+++ Items +++

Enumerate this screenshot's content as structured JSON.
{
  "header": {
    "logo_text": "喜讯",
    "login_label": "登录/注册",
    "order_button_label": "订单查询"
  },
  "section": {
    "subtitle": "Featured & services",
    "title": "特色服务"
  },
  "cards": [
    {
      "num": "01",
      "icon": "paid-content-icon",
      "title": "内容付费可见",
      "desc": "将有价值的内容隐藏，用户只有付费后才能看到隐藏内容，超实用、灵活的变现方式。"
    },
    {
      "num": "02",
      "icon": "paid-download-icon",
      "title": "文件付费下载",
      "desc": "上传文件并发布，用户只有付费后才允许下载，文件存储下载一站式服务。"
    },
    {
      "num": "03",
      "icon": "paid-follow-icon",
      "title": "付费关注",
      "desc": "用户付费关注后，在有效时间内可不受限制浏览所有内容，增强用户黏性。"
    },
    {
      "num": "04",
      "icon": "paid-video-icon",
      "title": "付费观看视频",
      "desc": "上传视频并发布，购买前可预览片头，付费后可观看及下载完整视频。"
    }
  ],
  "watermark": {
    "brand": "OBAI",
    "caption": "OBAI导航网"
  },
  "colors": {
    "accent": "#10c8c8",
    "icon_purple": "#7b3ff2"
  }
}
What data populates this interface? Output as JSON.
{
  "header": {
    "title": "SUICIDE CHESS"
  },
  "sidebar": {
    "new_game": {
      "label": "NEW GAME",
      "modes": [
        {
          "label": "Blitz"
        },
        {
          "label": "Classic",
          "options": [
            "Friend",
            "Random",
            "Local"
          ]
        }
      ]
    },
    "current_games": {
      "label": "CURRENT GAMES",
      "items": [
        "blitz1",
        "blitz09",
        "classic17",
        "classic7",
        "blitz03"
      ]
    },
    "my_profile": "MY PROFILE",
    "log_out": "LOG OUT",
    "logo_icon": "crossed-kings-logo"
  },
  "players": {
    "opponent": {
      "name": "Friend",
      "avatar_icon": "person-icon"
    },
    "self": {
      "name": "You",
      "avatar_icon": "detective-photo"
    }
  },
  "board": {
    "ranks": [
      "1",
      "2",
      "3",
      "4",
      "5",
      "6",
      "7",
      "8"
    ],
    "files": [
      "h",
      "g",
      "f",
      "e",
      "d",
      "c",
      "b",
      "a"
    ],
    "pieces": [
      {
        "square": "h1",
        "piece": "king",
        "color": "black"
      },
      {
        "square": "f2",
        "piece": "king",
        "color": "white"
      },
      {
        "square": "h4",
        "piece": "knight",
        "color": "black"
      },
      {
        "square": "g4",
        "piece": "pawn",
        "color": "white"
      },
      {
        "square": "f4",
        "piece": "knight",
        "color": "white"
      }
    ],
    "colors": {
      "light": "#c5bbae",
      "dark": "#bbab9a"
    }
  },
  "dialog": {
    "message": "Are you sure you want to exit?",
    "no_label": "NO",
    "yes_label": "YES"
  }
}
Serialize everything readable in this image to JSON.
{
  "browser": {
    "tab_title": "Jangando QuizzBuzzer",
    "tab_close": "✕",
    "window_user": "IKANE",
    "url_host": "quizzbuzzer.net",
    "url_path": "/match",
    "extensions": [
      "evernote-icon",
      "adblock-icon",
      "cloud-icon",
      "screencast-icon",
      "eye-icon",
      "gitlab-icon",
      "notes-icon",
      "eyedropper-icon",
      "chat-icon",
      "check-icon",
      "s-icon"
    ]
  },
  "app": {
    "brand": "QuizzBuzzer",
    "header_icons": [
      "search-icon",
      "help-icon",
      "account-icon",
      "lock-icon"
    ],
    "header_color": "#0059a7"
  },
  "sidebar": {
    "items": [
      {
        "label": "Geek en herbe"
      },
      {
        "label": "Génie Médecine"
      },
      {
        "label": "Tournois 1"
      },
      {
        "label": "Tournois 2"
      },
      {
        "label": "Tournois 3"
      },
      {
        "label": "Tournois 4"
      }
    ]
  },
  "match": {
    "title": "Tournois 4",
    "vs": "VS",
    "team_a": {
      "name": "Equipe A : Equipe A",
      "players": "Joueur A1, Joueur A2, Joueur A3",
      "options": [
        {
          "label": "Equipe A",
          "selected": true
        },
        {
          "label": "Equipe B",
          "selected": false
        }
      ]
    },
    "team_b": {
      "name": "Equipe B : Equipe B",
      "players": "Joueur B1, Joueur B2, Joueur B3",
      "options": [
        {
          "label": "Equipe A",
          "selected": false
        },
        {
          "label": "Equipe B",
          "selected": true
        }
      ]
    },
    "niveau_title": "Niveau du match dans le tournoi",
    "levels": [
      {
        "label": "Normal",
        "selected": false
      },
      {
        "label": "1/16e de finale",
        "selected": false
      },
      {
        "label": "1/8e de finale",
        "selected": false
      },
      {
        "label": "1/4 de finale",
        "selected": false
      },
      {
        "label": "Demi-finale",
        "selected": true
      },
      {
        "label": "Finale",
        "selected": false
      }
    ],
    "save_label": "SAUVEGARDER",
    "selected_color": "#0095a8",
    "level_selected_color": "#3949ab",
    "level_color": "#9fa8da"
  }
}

+++

**Given exercise**: Write out the whole listing again, exactly as it stands.

**Task solution**:
Enumerate this screenshot's content as structured JSON.
{
  "header": {
    "logo_text": "喜讯",
    "login_label": "登录/注册",
    "order_button_label": "订单查询"
  },
  "section": {
    "subtitle": "Featured & services",
    "title": "特色服务"
  },
  "cards": [
    {
      "num": "01",
      "icon": "paid-content-icon",
      "title": "内容付费可见",
      "desc": "将有价值的内容隐藏，用户只有付费后才能看到隐藏内容，超实用、灵活的变现方式。"
    },
    {
      "num": "02",
      "icon": "paid-download-icon",
      "title": "文件付费下载",
      "desc": "上传文件并发布，用户只有付费后才允许下载，文件存储下载一站式服务。"
    },
    {
      "num": "03",
      "icon": "paid-follow-icon",
      "title": "付费关注",
      "desc": "用户付费关注后，在有效时间内可不受限制浏览所有内容，增强用户黏性。"
    },
    {
      "num": "04",
      "icon": "paid-video-icon",
      "title": "付费观看视频",
      "desc": "上传视频并发布，购买前可预览片头，付费后可观看及下载完整视频。"
    }
  ],
  "watermark": {
    "brand": "OBAI",
    "caption": "OBAI导航网"
  },
  "colors": {
    "accent": "#10c8c8",
    "icon_purple": "#7b3ff2"
  }
}
What data populates this interface? Output as JSON.
{
  "header": {
    "title": "SUICIDE CHESS"
  },
  "sidebar": {
    "new_game": {
      "label": "NEW GAME",
      "modes": [
        {
          "label": "Blitz"
        },
        {
          "label": "Classic",
          "options": [
            "Friend",
            "Random",
            "Local"
          ]
        }
      ]
    },
    "current_games": {
      "label": "CURRENT GAMES",
      "items": [
        "blitz1",
        "blitz09",
        "classic17",
        "classic7",
        "blitz03"
      ]
    },
    "my_profile": "MY PROFILE",
    "log_out": "LOG OUT",
    "logo_icon": "crossed-kings-logo"
  },
  "players": {
    "opponent": {
      "name": "Friend",
      "avatar_icon": "person-icon"
    },
    "self": {
      "name": "You",
      "avatar_icon": "detective-photo"
    }
  },
  "board": {
    "ranks": [
      "1",
      "2",
      "3",
      "4",
      "5",
      "6",
      "7",
      "8"
    ],
    "files": [
      "h",
      "g",
      "f",
      "e",
      "d",
      "c",
      "b",
      "a"
    ],
    "pieces": [
      {
        "square": "h1",
        "piece": "king",
        "color": "black"
      },
      {
        "square": "f2",
        "piece": "king",
        "color": "white"
      },
      {
        "square": "h4",
        "piece": "knight",
        "color": "black"
      },
      {
        "square": "g4",
        "piece": "pawn",
        "color": "white"
      },
      {
        "square": "f4",
        "piece": "knight",
        "color": "white"
      }
    ],
    "colors": {
      "light": "#c5bbae",
      "dark": "#bbab9a"
    }
  },
  "dialog": {
    "message": "Are you sure you want to exit?",
    "no_label": "NO",
    "yes_label": "YES"
  }
}
Serialize everything readable in this image to JSON.
{
  "browser": {
    "tab_title": "Jangando QuizzBuzzer",
    "tab_close": "✕",
    "window_user": "IKANE",
    "url_host": "quizzbuzzer.net",
    "url_path": "/match",
    "extensions": [
      "evernote-icon",
      "adblock-icon",
      "cloud-icon",
      "screencast-icon",
      "eye-icon",
      "gitlab-icon",
      "notes-icon",
      "eyedropper-icon",
      "chat-icon",
      "check-icon",
      "s-icon"
    ]
  },
  "app": {
    "brand": "QuizzBuzzer",
    "header_icons": [
      "search-icon",
      "help-icon",
      "account-icon",
      "lock-icon"
    ],
    "header_color": "#0059a7"
  },
  "sidebar": {
    "items": [
      {
        "label": "Geek en herbe"
      },
      {
        "label": "Génie Médecine"
      },
      {
        "label": "Tournois 1"
      },
      {
        "label": "Tournois 2"
      },
      {
        "label": "Tournois 3"
      },
      {
        "label": "Tournois 4"
      }
    ]
  },
  "match": {
    "title": "Tournois 4",
    "vs": "VS",
    "team_a": {
      "name": "Equipe A : Equipe A",
      "players": "Joueur A1, Joueur A2, Joueur A3",
      "options": [
        {
          "label": "Equipe A",
          "selected": true
        },
        {
          "label": "Equipe B",
          "selected": false
        }
      ]
    },
    "team_b": {
      "name": "Equipe B : Equipe B",
      "players": "Joueur B1, Joueur B2, Joueur B3",
      "options": [
        {
          "label": "Equipe A",
          "selected": false
        },
        {
          "label": "Equipe B",
          "selected": true
        }
      ]
    },
    "niveau_title": "Niveau du match dans le tournoi",
    "levels": [
      {
        "label": "Normal",
        "selected": false
      },
      {
        "label": "1/16e de finale",
        "selected": false
      },
      {
        "label": "1/8e de finale",
        "selected": false
      },
      {
        "label": "1/4 de finale",
        "selected": false
      },
      {
        "label": "Demi-finale",
        "selected": true
      },
      {
        "label": "Finale",
        "selected": false
      }
    ],
    "save_label": "SAUVEGARDER",
    "selected_color": "#0095a8",
    "level_selected_color": "#3949ab",
    "level_color": "#9fa8da"
  }
}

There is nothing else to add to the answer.